▶ _Source material_
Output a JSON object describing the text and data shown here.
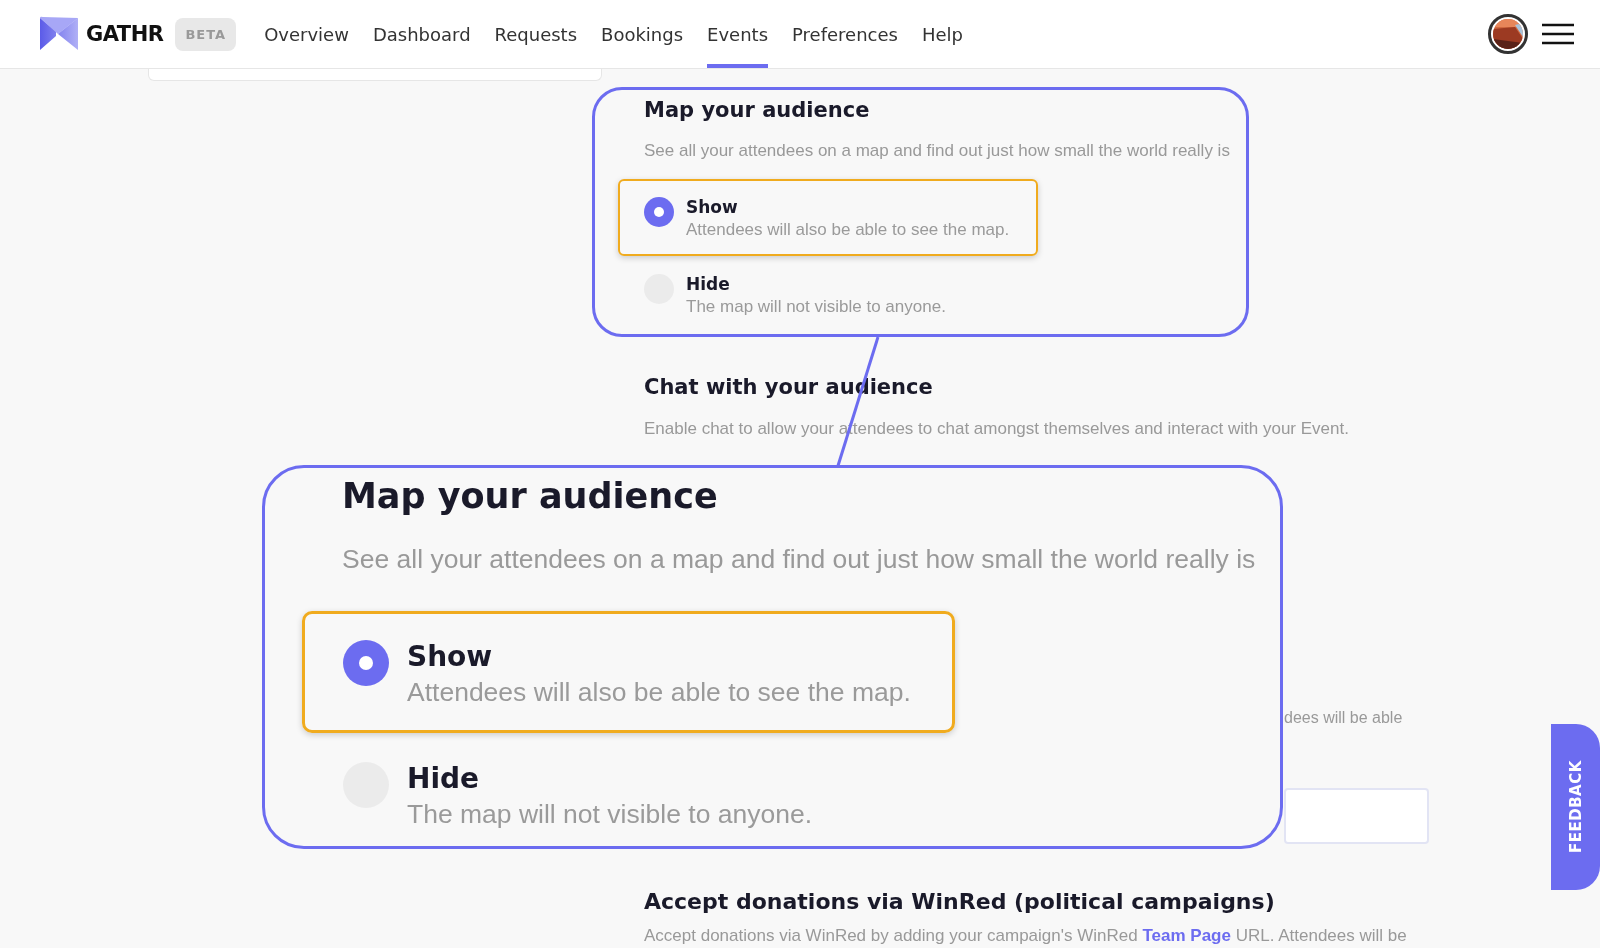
{
  "header": {
    "logo": "GATHR",
    "badge": "BETA",
    "nav": [
      {
        "label": "Overview",
        "selected": false
      },
      {
        "label": "Dashboard",
        "selected": false
      },
      {
        "label": "Requests",
        "selected": false
      },
      {
        "label": "Bookings",
        "selected": false
      },
      {
        "label": "Events",
        "selected": true
      },
      {
        "label": "Preferences",
        "selected": false
      },
      {
        "label": "Help",
        "selected": false
      }
    ]
  },
  "map_section": {
    "title": "Map your audience",
    "description": "See all your attendees on a map and find out just how small the world really is",
    "options": [
      {
        "label": "Show",
        "description": "Attendees will also be able to see the map.",
        "selected": true,
        "highlighted": true
      },
      {
        "label": "Hide",
        "description": "The map will not visible to anyone.",
        "selected": false,
        "highlighted": false
      }
    ]
  },
  "chat_section": {
    "title": "Chat with your audience",
    "description": "Enable chat to allow your attendees to chat amongst themselves and interact with your Event."
  },
  "partial_text": "dees will be able",
  "donations": {
    "title": "Accept donations via WinRed (political campaigns)",
    "description_before": "Accept donations via WinRed by adding your campaign's WinRed",
    "link": "Team Page",
    "description_after": "URL. Attendees will be"
  },
  "zoom_callout": {
    "title": "Map your audience",
    "description": "See all your attendees on a map and find out just how small the world really is",
    "options": [
      {
        "label": "Show",
        "description": "Attendees will also be able to see the map.",
        "selected": true,
        "highlighted": true
      },
      {
        "label": "Hide",
        "description": "The map will not visible to anyone.",
        "selected": false,
        "highlighted": false
      }
    ]
  },
  "feedback": "FEEDBACK"
}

▶ _Directions_
Copy the records above exactly, omitting every picture.

▶ _Solution to this exercise_
Output a JSON object describing the text and data shown here.
{
  "header": {
    "logo": "GATHR",
    "badge": "BETA",
    "nav": [
      {
        "label": "Overview",
        "selected": false
      },
      {
        "label": "Dashboard",
        "selected": false
      },
      {
        "label": "Requests",
        "selected": false
      },
      {
        "label": "Bookings",
        "selected": false
      },
      {
        "label": "Events",
        "selected": true
      },
      {
        "label": "Preferences",
        "selected": false
      },
      {
        "label": "Help",
        "selected": false
      }
    ]
  },
  "map_section": {
    "title": "Map your audience",
    "description": "See all your attendees on a map and find out just how small the world really is",
    "options": [
      {
        "label": "Show",
        "description": "Attendees will also be able to see the map.",
        "selected": true,
        "highlighted": true
      },
      {
        "label": "Hide",
        "description": "The map will not visible to anyone.",
        "selected": false,
        "highlighted": false
      }
    ]
  },
  "chat_section": {
    "title": "Chat with your audience",
    "description": "Enable chat to allow your attendees to chat amongst themselves and interact with your Event."
  },
  "partial_text": "dees will be able",
  "donations": {
    "title": "Accept donations via WinRed (political campaigns)",
    "description_before": "Accept donations via WinRed by adding your campaign's WinRed",
    "link": "Team Page",
    "description_after": "URL. Attendees will be"
  },
  "zoom_callout": {
    "title": "Map your audience",
    "description": "See all your attendees on a map and find out just how small the world really is",
    "options": [
      {
        "label": "Show",
        "description": "Attendees will also be able to see the map.",
        "selected": true,
        "highlighted": true
      },
      {
        "label": "Hide",
        "description": "The map will not visible to anyone.",
        "selected": false,
        "highlighted": false
      }
    ]
  },
  "feedback": "FEEDBACK"
}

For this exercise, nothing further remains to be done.